>>>>
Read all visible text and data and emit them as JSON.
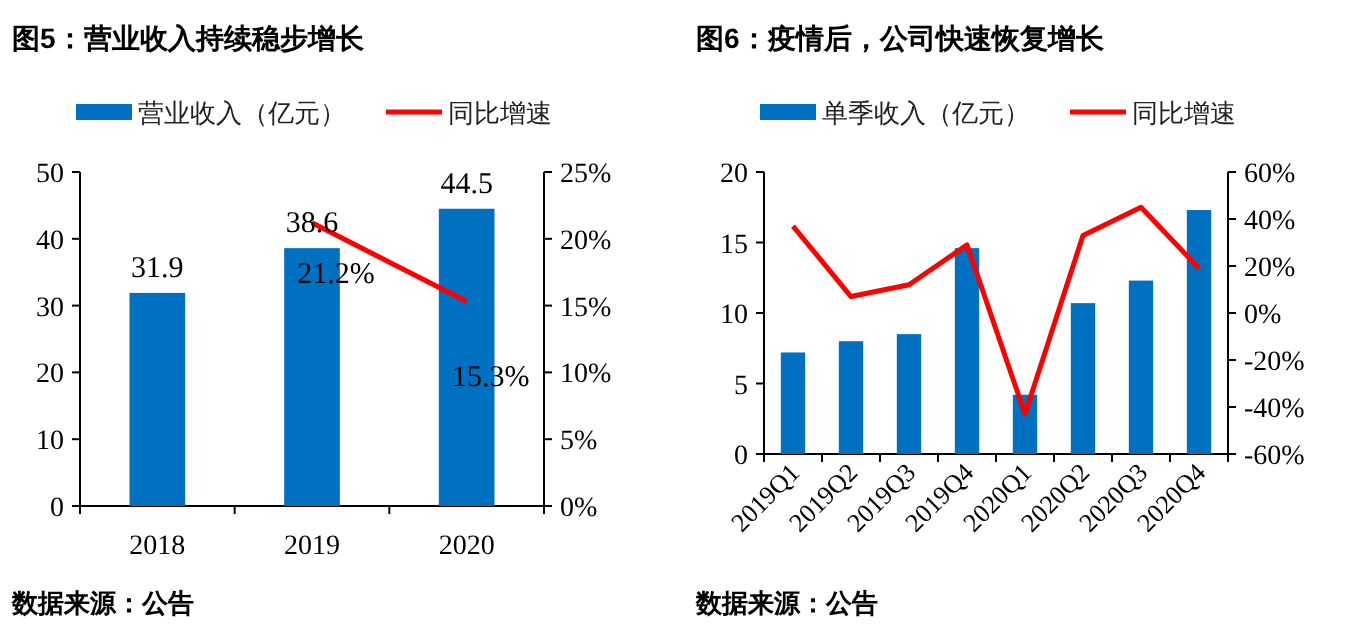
{
  "chart_data": [
    {
      "type": "bar",
      "title": "图5：营业收入持续稳步增长",
      "categories": [
        "2018",
        "2019",
        "2020"
      ],
      "series": [
        {
          "name": "营业收入（亿元）",
          "color": "#0070c0",
          "values": [
            31.9,
            38.6,
            44.5
          ],
          "value_labels": [
            "31.9",
            "38.6",
            "44.5"
          ]
        },
        {
          "name": "同比增速",
          "type": "line",
          "axis": "y2",
          "color": "#ff0000",
          "values": [
            null,
            21.2,
            15.3
          ],
          "value_labels": [
            null,
            "21.2%",
            "15.3%"
          ]
        }
      ],
      "ylim": [
        0,
        50
      ],
      "yticks": [
        0,
        10,
        20,
        30,
        40,
        50
      ],
      "y2lim": [
        0,
        25
      ],
      "y2ticks": [
        {
          "value": 0,
          "label": "0%"
        },
        {
          "value": 5,
          "label": "5%"
        },
        {
          "value": 10,
          "label": "10%"
        },
        {
          "value": 15,
          "label": "15%"
        },
        {
          "value": 20,
          "label": "20%"
        },
        {
          "value": 25,
          "label": "25%"
        }
      ],
      "legend": "top",
      "annotations": [
        "数据来源：公告"
      ]
    },
    {
      "type": "bar",
      "title": "图6：疫情后，公司快速恢复增长",
      "categories": [
        "2019Q1",
        "2019Q2",
        "2019Q3",
        "2019Q4",
        "2020Q1",
        "2020Q2",
        "2020Q3",
        "2020Q4"
      ],
      "series": [
        {
          "name": "单季收入（亿元）",
          "color": "#0070c0",
          "values": [
            7.2,
            8.0,
            8.5,
            14.6,
            4.2,
            10.7,
            12.3,
            17.3
          ]
        },
        {
          "name": "同比增速",
          "type": "line",
          "axis": "y2",
          "color": "#ff0000",
          "values": [
            37,
            7,
            12,
            29,
            -43,
            33,
            45,
            19
          ]
        }
      ],
      "ylim": [
        0,
        20
      ],
      "yticks": [
        0,
        5,
        10,
        15,
        20
      ],
      "y2lim": [
        -60,
        60
      ],
      "y2ticks": [
        {
          "value": -60,
          "label": "-60%"
        },
        {
          "value": -40,
          "label": "-40%"
        },
        {
          "value": -20,
          "label": "-20%"
        },
        {
          "value": 0,
          "label": "0%"
        },
        {
          "value": 20,
          "label": "20%"
        },
        {
          "value": 40,
          "label": "40%"
        },
        {
          "value": 60,
          "label": "60%"
        }
      ],
      "legend": "top",
      "annotations": [
        "数据来源：公告"
      ]
    }
  ]
}
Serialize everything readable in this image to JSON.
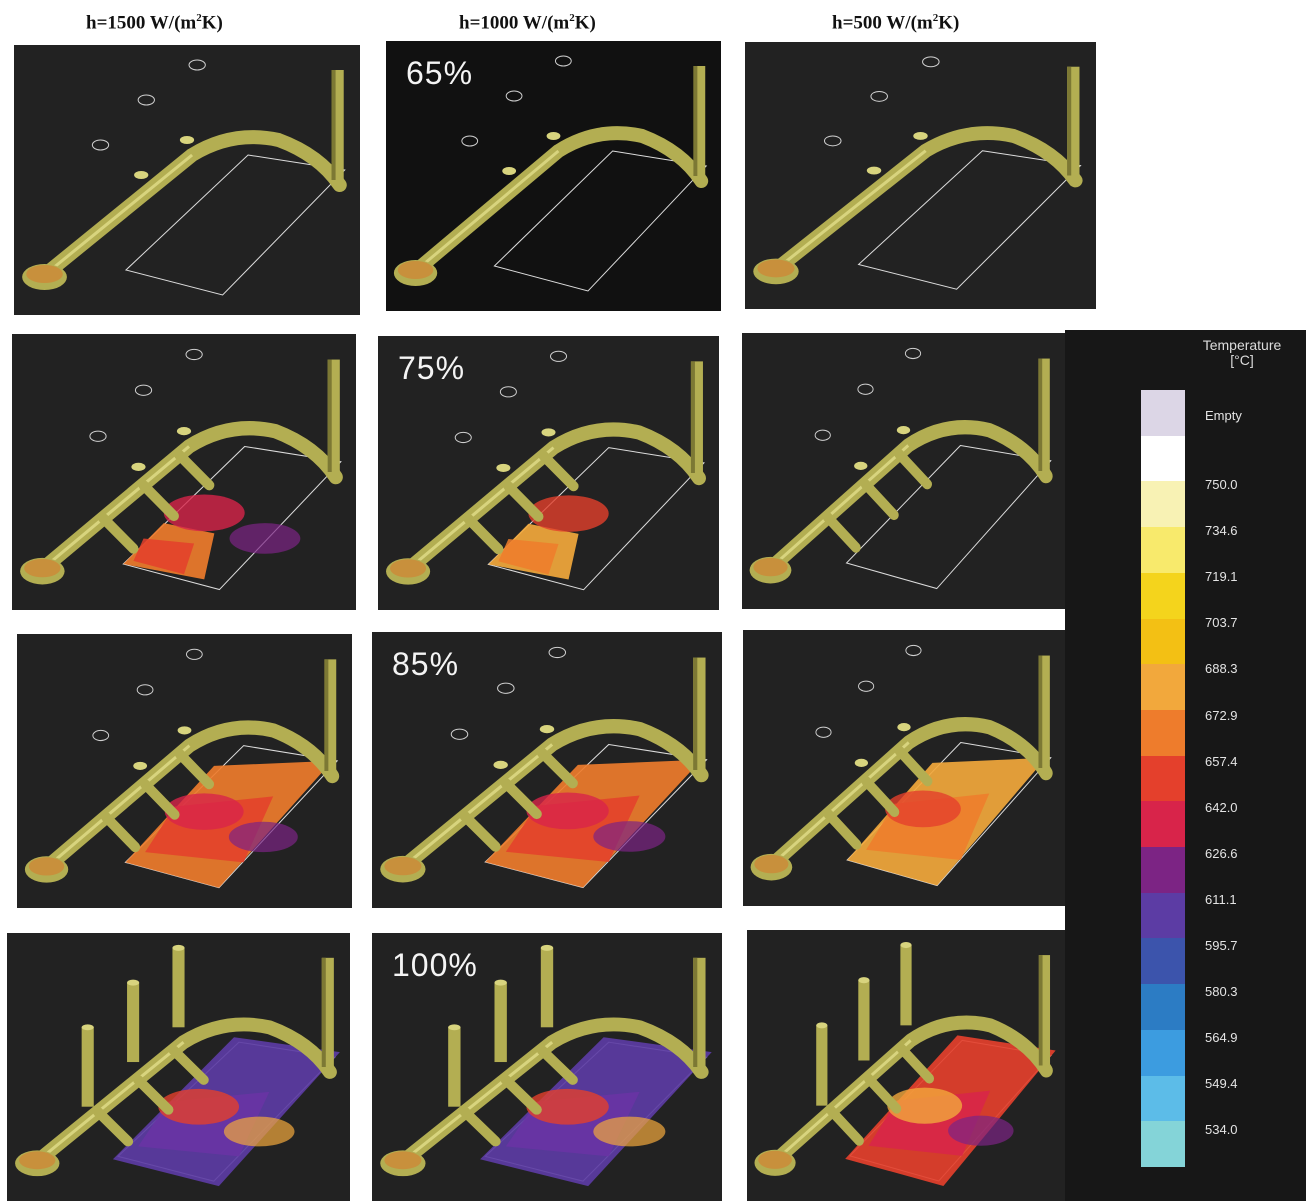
{
  "columns": [
    {
      "h": "h=1500 W/(m",
      "sup": "2",
      "tail": "K)"
    },
    {
      "h": "h=1000 W/(m",
      "sup": "2",
      "tail": "K)"
    },
    {
      "h": "h=500 W/(m",
      "sup": "2",
      "tail": "K)"
    }
  ],
  "rows": [
    {
      "percent": "65%"
    },
    {
      "percent": "75%"
    },
    {
      "percent": "85%"
    },
    {
      "percent": "100%"
    }
  ],
  "legend": {
    "title_line1": "Temperature",
    "title_line2": "[°C]",
    "empty_label": "Empty",
    "values": [
      "750.0",
      "734.6",
      "719.1",
      "703.7",
      "688.3",
      "672.9",
      "657.4",
      "642.0",
      "626.6",
      "611.1",
      "595.7",
      "580.3",
      "564.9",
      "549.4",
      "534.0"
    ],
    "colors": [
      "#dcd6e6",
      "#ffffff",
      "#f8f2b4",
      "#f8ea6c",
      "#f4d41c",
      "#f3c014",
      "#f2a83c",
      "#ee7c2c",
      "#e4402c",
      "#d8244a",
      "#7c2484",
      "#5c3ca4",
      "#3c54ac",
      "#2c7cc4",
      "#3c9ce0",
      "#5cbce8",
      "#84d4d8"
    ]
  }
}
<<<<
» **Instructions to follow**
Choose all lines containing the string "name" and copy them out.

» **Final answer**
          "name": "营业收入（亿元）",
          "name": "同比增速",
          "name": "单季收入（亿元）",
          "name": "同比增速",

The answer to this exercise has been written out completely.